→ **DIRECTION**
Return the material word for word. Do not include the pictures.

** BEGIN RECORD LIST **

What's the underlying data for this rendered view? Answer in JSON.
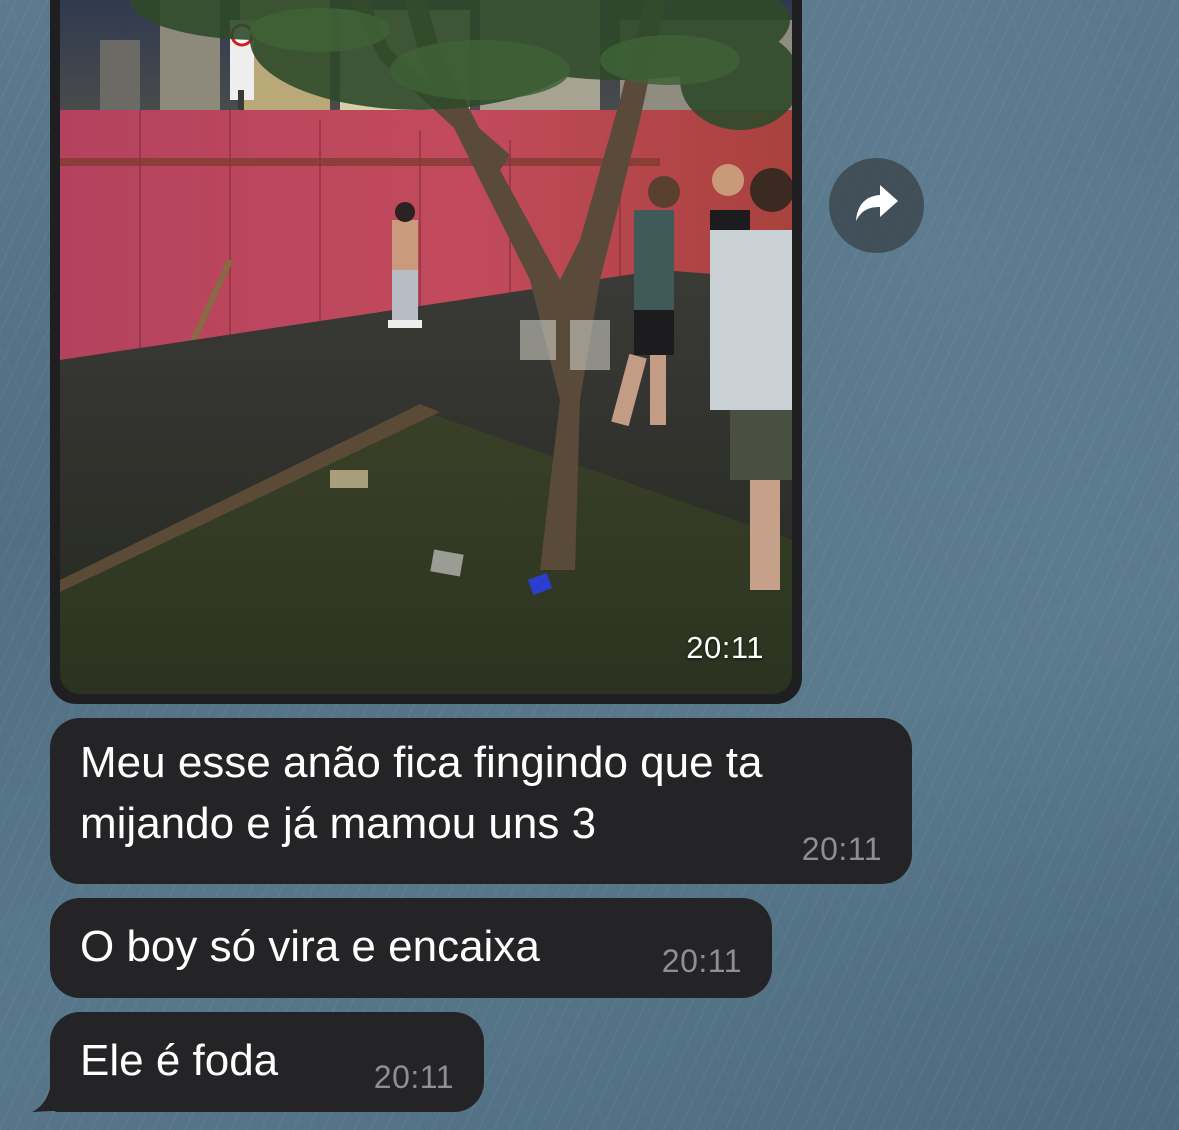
{
  "chat": {
    "photo_message": {
      "time": "20:11"
    },
    "forward_button": {
      "icon": "forward-arrow-icon"
    },
    "messages": [
      {
        "text": "Meu esse anão fica fingindo que ta\nmijando e já mamou uns 3",
        "time": "20:11"
      },
      {
        "text": "O boy só vira e encaixa",
        "time": "20:11"
      },
      {
        "text": "Ele é foda",
        "time": "20:11"
      }
    ]
  },
  "colors": {
    "bubble_background": "#242426",
    "timestamp_gray": "#8e8e93",
    "wallpaper": "#56768a"
  }
}
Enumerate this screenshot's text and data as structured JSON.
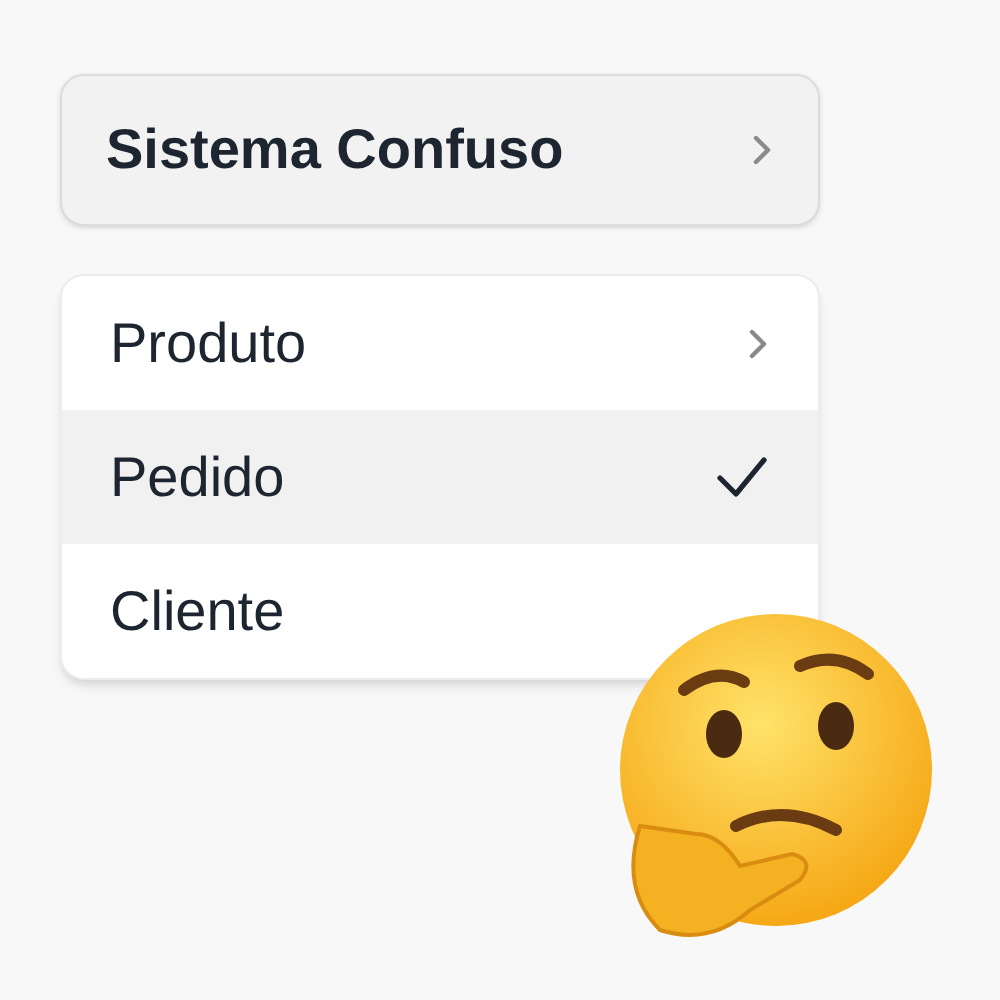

** END RECORD LIST **

→ **RESULT BELOW**
What's the underlying data for this rendered view? Answer in JSON.
{
  "chat": {
    "photo_message": {
      "time": "20:11"
    },
    "forward_button": {
      "icon": "forward-arrow-icon"
    },
    "messages": [
      {
        "text": "Meu esse anão fica fingindo que ta\nmijando e já mamou uns 3",
        "time": "20:11"
      },
      {
        "text": "O boy só vira e encaixa",
        "time": "20:11"
      },
      {
        "text": "Ele é foda",
        "time": "20:11"
      }
    ]
  },
  "colors": {
    "bubble_background": "#242426",
    "timestamp_gray": "#8e8e93",
    "wallpaper": "#56768a"
  }
}
Enumerate this screenshot's text and data as structured JSON.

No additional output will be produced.